▶ [SHORT TASK] Filter the records for lines holding the string "this".

▶ [SUPPLIED RECORDS]
>>>
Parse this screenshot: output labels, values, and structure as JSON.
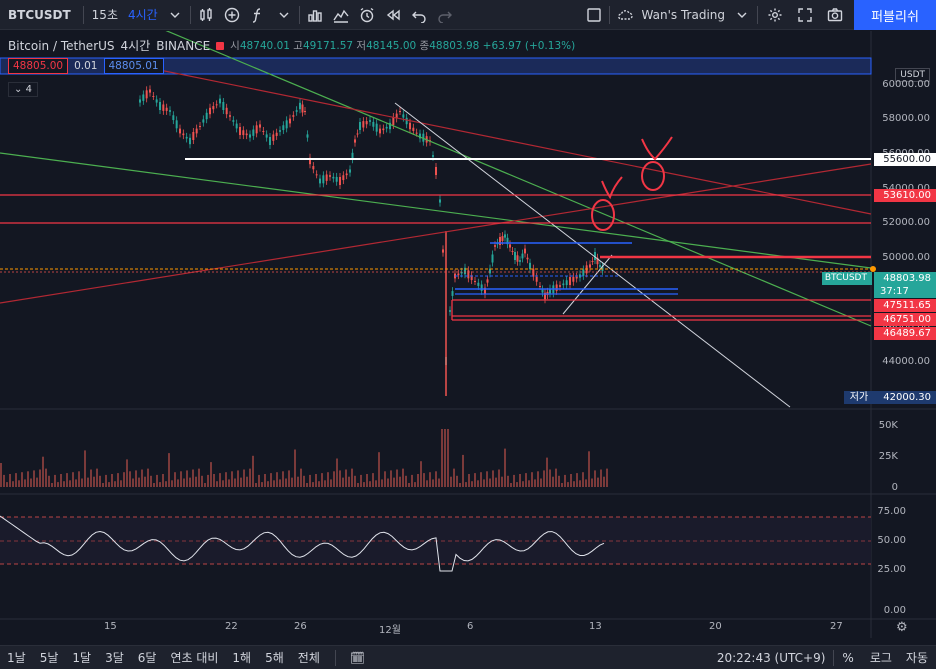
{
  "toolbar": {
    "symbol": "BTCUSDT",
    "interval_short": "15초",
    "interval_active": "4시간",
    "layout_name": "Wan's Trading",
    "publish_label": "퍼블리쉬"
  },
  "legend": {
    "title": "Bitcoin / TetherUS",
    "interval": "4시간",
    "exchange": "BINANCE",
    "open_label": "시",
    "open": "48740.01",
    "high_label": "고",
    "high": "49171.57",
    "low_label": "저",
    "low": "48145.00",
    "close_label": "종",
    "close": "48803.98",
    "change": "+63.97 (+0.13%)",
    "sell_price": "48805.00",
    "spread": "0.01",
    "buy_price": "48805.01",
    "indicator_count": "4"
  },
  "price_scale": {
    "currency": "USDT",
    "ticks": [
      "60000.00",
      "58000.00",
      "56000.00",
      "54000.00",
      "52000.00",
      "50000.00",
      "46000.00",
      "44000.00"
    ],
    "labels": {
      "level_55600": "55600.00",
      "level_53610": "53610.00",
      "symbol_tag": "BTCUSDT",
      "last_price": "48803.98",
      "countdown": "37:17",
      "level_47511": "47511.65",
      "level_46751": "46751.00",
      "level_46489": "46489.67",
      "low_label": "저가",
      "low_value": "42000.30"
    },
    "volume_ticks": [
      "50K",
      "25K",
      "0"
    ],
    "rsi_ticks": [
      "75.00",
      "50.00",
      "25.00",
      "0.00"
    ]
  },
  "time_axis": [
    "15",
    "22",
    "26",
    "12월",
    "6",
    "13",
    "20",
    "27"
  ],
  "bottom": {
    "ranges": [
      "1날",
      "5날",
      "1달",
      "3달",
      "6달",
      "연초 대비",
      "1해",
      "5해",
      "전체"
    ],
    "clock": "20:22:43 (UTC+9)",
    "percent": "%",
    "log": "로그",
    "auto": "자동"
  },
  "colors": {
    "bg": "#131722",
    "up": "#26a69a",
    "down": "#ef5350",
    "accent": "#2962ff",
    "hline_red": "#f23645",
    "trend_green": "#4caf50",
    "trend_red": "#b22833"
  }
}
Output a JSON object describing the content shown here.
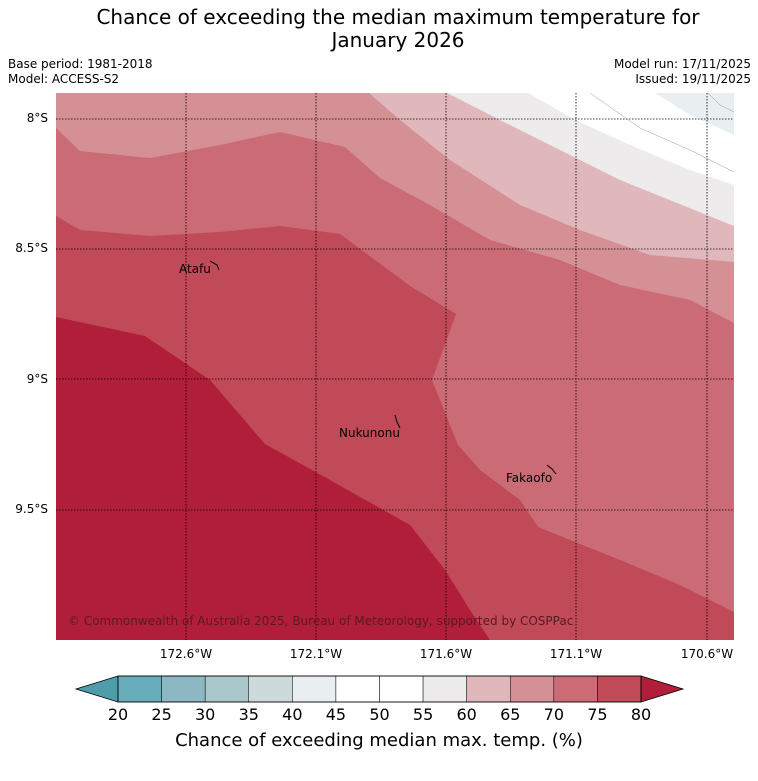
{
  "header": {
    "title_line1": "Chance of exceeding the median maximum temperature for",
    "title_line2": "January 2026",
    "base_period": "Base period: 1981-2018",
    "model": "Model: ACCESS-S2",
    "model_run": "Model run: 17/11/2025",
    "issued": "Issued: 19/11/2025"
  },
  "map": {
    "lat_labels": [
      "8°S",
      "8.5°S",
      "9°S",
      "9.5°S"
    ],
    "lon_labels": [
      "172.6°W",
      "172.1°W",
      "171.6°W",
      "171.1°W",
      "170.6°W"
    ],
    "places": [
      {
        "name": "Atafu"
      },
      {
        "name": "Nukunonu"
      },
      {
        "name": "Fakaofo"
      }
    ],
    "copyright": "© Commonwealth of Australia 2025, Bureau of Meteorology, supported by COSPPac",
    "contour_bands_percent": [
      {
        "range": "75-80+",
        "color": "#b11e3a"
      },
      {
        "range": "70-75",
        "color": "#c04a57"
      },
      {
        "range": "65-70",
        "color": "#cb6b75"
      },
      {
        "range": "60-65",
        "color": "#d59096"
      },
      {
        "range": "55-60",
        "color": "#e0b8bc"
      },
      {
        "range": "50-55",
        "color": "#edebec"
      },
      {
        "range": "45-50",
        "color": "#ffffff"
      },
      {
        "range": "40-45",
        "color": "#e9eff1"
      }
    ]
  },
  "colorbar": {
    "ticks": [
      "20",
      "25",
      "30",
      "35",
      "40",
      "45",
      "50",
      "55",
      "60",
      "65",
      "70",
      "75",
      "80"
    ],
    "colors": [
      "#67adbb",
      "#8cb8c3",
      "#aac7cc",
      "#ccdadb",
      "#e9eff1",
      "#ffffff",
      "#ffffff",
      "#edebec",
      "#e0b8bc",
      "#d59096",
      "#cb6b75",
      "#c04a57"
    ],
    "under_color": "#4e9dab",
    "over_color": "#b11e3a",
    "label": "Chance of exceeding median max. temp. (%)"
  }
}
<<<
>>>
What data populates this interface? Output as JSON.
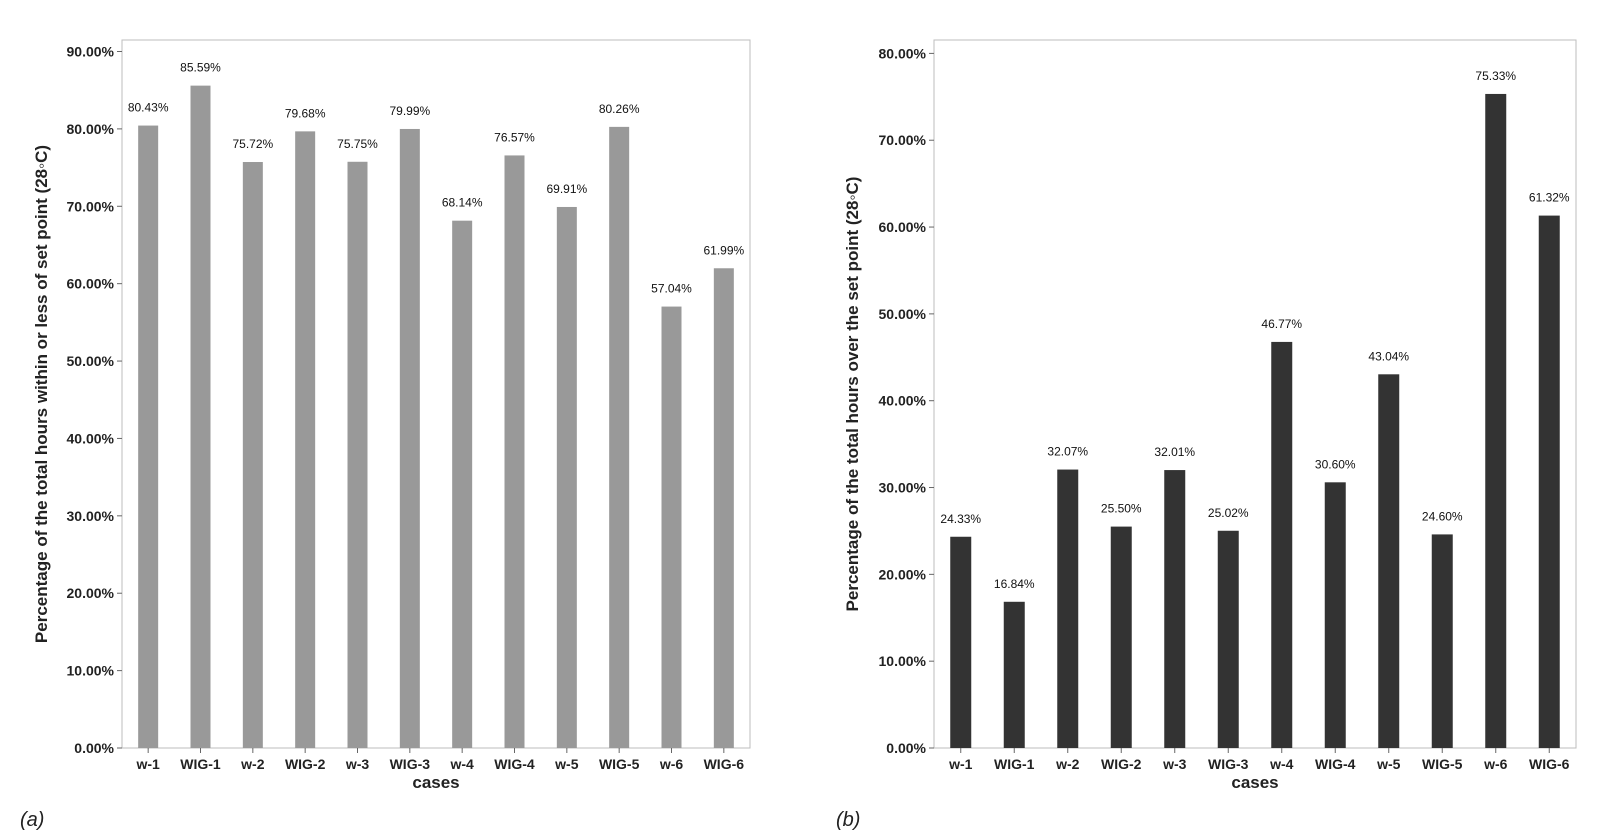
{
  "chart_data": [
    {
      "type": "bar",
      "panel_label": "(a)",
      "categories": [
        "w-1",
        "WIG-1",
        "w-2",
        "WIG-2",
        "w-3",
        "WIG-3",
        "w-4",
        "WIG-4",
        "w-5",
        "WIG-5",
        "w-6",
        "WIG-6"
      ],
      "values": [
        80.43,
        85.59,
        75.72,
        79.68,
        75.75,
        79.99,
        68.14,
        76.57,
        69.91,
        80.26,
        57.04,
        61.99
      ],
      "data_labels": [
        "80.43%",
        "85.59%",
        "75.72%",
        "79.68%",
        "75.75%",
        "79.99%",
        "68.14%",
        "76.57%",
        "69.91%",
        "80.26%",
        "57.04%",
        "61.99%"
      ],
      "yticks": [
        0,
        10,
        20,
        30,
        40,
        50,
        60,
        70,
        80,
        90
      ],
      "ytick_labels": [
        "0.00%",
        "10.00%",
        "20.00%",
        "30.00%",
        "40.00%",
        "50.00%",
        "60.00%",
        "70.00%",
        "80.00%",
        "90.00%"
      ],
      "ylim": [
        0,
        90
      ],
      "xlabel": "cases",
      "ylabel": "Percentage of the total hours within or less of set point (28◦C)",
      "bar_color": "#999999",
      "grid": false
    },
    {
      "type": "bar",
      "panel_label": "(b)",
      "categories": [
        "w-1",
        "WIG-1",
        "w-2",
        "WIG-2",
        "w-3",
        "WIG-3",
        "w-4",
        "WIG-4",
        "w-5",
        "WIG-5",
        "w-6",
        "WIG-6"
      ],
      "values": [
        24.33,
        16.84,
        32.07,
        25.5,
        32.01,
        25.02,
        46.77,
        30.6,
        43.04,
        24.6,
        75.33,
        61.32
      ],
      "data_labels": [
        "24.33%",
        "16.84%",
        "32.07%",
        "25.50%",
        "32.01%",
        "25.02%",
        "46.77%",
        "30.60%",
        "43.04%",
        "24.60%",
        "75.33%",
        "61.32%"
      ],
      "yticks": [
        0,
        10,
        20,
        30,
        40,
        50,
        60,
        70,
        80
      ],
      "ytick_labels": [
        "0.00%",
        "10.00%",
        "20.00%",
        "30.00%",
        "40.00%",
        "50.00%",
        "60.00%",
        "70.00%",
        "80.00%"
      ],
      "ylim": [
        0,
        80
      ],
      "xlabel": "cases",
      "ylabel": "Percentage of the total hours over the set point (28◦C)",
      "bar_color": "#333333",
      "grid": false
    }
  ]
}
<<<
▶ [THE REPLY]
Parse this screenshot: output labels, values, and structure as JSON.
What data populates this interface? Output as JSON.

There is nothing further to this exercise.